> **Exercise requirements**
Give the entries again exactly, every one of them.

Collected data

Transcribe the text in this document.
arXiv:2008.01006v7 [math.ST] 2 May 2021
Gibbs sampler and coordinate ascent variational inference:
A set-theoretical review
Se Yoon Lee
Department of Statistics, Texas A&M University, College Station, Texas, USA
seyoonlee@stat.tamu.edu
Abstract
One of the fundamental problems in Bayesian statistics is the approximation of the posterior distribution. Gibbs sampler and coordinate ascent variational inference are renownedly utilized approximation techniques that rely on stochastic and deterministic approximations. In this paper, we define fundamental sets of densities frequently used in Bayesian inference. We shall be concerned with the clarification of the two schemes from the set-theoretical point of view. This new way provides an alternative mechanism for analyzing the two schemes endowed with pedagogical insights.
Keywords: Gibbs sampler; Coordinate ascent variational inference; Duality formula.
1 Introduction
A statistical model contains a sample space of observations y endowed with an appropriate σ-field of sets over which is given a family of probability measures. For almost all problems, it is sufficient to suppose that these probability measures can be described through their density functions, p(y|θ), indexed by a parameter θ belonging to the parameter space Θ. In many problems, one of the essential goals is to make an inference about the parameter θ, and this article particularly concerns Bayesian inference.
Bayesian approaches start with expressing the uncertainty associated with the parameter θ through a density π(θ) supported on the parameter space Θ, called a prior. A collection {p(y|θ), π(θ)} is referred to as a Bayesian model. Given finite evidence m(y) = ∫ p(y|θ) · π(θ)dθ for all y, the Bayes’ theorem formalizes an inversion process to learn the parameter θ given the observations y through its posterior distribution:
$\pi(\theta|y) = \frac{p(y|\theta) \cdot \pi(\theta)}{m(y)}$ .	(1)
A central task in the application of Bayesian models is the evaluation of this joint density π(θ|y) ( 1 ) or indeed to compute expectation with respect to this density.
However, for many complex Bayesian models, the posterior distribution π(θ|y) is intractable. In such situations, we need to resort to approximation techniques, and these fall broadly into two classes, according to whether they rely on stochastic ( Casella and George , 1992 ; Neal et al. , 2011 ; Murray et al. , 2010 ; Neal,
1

> **Exercise answer**
Transcribe the text in this document.
arXiv:2008.01006v7 [math.ST] 2 May 2021
Gibbs sampler and coordinate ascent variational inference:
A set-theoretical review
Se Yoon Lee
Department of Statistics, Texas A&M University, College Station, Texas, USA
seyoonlee@stat.tamu.edu
Abstract
One of the fundamental problems in Bayesian statistics is the approximation of the posterior distribution. Gibbs sampler and coordinate ascent variational inference are renownedly utilized approximation techniques that rely on stochastic and deterministic approximations. In this paper, we define fundamental sets of densities frequently used in Bayesian inference. We shall be concerned with the clarification of the two schemes from the set-theoretical point of view. This new way provides an alternative mechanism for analyzing the two schemes endowed with pedagogical insights.
Keywords: Gibbs sampler; Coordinate ascent variational inference; Duality formula.
1 Introduction
A statistical model contains a sample space of observations y endowed with an appropriate σ-field of sets over which is given a family of probability measures. For almost all problems, it is sufficient to suppose that these probability measures can be described through their density functions, p(y|θ), indexed by a parameter θ belonging to the parameter space Θ. In many problems, one of the essential goals is to make an inference about the parameter θ, and this article particularly concerns Bayesian inference.
Bayesian approaches start with expressing the uncertainty associated with the parameter θ through a density π(θ) supported on the parameter space Θ, called a prior. A collection {p(y|θ), π(θ)} is referred to as a Bayesian model. Given finite evidence m(y) = ∫ p(y|θ) · π(θ)dθ for all y, the Bayes’ theorem formalizes an inversion process to learn the parameter θ given the observations y through its posterior distribution:
$\pi(\theta|y) = \frac{p(y|\theta) \cdot \pi(\theta)}{m(y)}$ .	(1)
A central task in the application of Bayesian models is the evaluation of this joint density π(θ|y) ( 1 ) or indeed to compute expectation with respect to this density.
However, for many complex Bayesian models, the posterior distribution π(θ|y) is intractable. In such situations, we need to resort to approximation techniques, and these fall broadly into two classes, according to whether they rely on stochastic ( Casella and George , 1992 ; Neal et al. , 2011 ; Murray et al. , 2010 ; Neal,
1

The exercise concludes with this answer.